Given request: Below are records; work out how many of their lines contain "JSON" and give only that number.

-*-

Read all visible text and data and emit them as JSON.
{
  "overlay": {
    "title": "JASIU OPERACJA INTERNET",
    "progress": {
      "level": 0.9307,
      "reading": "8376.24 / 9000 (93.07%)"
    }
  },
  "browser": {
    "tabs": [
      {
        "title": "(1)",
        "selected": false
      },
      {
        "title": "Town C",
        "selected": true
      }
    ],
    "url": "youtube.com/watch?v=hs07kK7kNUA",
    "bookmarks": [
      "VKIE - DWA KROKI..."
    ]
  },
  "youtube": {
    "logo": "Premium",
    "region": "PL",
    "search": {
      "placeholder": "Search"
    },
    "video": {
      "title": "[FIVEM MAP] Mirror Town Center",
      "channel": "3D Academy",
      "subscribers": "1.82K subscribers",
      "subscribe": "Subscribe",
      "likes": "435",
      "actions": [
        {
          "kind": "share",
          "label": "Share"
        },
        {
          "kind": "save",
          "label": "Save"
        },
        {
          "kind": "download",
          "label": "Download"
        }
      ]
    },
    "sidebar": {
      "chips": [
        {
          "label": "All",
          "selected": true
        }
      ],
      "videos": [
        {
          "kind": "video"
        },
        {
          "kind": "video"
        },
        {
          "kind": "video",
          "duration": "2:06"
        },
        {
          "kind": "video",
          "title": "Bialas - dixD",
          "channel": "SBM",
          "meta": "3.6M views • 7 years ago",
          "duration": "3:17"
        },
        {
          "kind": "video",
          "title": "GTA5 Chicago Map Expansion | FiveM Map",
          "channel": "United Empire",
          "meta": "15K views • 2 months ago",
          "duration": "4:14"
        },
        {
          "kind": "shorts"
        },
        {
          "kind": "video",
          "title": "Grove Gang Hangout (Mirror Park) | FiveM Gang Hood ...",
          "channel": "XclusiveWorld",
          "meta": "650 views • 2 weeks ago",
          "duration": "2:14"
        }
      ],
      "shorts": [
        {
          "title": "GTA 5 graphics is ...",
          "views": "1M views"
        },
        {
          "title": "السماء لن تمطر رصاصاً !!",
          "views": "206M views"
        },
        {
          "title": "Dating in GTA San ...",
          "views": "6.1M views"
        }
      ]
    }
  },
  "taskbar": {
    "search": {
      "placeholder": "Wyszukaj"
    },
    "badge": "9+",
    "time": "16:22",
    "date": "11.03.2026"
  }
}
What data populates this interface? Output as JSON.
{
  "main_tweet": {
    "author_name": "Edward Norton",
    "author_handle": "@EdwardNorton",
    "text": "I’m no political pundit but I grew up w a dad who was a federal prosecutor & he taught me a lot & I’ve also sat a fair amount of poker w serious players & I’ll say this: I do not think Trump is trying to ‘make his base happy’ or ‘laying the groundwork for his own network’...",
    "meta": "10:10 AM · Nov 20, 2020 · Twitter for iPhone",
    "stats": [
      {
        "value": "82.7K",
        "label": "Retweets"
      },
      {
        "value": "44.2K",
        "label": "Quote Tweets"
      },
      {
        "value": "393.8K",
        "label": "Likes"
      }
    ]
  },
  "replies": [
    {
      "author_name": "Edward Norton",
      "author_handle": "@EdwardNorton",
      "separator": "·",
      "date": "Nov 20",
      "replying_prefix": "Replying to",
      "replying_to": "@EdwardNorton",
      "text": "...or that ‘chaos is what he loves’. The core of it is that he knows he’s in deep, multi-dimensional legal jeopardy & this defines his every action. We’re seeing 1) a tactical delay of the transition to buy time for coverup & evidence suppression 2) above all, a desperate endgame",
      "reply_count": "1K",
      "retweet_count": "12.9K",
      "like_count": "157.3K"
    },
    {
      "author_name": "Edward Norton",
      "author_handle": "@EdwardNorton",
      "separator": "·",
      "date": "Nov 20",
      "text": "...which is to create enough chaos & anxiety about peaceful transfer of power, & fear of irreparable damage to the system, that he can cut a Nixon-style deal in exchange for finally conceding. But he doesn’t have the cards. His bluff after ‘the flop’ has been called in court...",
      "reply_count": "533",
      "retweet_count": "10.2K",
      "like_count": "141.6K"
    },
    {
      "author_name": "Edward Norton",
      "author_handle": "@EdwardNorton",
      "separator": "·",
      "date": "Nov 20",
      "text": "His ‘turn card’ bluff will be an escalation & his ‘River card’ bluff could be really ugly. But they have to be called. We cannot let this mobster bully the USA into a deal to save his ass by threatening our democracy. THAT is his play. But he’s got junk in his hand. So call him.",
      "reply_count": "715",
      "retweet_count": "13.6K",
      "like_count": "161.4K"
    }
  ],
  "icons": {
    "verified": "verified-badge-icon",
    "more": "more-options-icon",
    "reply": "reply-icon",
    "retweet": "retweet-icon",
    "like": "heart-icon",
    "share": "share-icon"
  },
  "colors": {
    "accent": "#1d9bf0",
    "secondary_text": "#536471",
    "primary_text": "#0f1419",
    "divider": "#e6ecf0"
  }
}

-*-

Exercise solution: 2